### Job
Restate the full set of records exactly, without adding or dropping a word.

----

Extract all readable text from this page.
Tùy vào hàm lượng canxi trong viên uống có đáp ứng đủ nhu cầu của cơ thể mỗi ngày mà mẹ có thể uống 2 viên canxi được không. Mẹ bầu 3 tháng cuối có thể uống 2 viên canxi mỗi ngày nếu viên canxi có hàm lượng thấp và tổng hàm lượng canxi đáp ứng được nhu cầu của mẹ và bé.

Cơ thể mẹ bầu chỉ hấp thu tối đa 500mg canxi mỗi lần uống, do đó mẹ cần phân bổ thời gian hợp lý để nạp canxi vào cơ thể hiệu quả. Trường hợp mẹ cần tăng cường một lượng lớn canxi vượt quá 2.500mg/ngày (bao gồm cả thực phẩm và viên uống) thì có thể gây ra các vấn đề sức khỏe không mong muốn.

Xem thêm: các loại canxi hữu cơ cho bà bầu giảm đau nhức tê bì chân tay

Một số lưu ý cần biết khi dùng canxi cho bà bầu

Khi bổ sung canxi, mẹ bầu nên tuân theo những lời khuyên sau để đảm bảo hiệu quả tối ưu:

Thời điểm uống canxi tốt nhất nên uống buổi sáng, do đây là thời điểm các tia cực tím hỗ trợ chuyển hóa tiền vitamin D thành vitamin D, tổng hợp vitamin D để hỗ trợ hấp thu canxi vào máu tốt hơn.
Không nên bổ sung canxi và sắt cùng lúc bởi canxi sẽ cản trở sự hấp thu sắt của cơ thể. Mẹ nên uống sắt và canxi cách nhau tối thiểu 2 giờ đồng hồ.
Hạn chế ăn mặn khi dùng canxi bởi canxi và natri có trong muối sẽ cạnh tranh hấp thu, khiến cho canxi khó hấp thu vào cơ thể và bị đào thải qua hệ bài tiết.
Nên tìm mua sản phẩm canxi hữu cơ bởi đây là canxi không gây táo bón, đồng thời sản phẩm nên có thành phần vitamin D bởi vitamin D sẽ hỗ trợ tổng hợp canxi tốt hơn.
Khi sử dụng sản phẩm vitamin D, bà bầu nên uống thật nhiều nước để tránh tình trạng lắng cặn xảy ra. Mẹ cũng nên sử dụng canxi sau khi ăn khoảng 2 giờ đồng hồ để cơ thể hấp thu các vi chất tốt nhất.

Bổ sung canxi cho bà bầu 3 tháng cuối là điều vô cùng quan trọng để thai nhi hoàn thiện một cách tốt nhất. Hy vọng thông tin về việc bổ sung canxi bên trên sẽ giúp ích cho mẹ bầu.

----

### Answer to the exercise
Extract all readable text from this page.
Tùy vào hàm lượng canxi trong viên uống có đáp ứng đủ nhu cầu của cơ thể mỗi ngày mà mẹ có thể uống 2 viên canxi được không. Mẹ bầu 3 tháng cuối có thể uống 2 viên canxi mỗi ngày nếu viên canxi có hàm lượng thấp và tổng hàm lượng canxi đáp ứng được nhu cầu của mẹ và bé.

Cơ thể mẹ bầu chỉ hấp thu tối đa 500mg canxi mỗi lần uống, do đó mẹ cần phân bổ thời gian hợp lý để nạp canxi vào cơ thể hiệu quả. Trường hợp mẹ cần tăng cường một lượng lớn canxi vượt quá 2.500mg/ngày (bao gồm cả thực phẩm và viên uống) thì có thể gây ra các vấn đề sức khỏe không mong muốn.

Xem thêm: các loại canxi hữu cơ cho bà bầu giảm đau nhức tê bì chân tay

Một số lưu ý cần biết khi dùng canxi cho bà bầu

Khi bổ sung canxi, mẹ bầu nên tuân theo những lời khuyên sau để đảm bảo hiệu quả tối ưu:

Thời điểm uống canxi tốt nhất nên uống buổi sáng, do đây là thời điểm các tia cực tím hỗ trợ chuyển hóa tiền vitamin D thành vitamin D, tổng hợp vitamin D để hỗ trợ hấp thu canxi vào máu tốt hơn.
Không nên bổ sung canxi và sắt cùng lúc bởi canxi sẽ cản trở sự hấp thu sắt của cơ thể. Mẹ nên uống sắt và canxi cách nhau tối thiểu 2 giờ đồng hồ.
Hạn chế ăn mặn khi dùng canxi bởi canxi và natri có trong muối sẽ cạnh tranh hấp thu, khiến cho canxi khó hấp thu vào cơ thể và bị đào thải qua hệ bài tiết.
Nên tìm mua sản phẩm canxi hữu cơ bởi đây là canxi không gây táo bón, đồng thời sản phẩm nên có thành phần vitamin D bởi vitamin D sẽ hỗ trợ tổng hợp canxi tốt hơn.
Khi sử dụng sản phẩm vitamin D, bà bầu nên uống thật nhiều nước để tránh tình trạng lắng cặn xảy ra. Mẹ cũng nên sử dụng canxi sau khi ăn khoảng 2 giờ đồng hồ để cơ thể hấp thu các vi chất tốt nhất.

Bổ sung canxi cho bà bầu 3 tháng cuối là điều vô cùng quan trọng để thai nhi hoàn thiện một cách tốt nhất. Hy vọng thông tin về việc bổ sung canxi bên trên sẽ giúp ích cho mẹ bầu.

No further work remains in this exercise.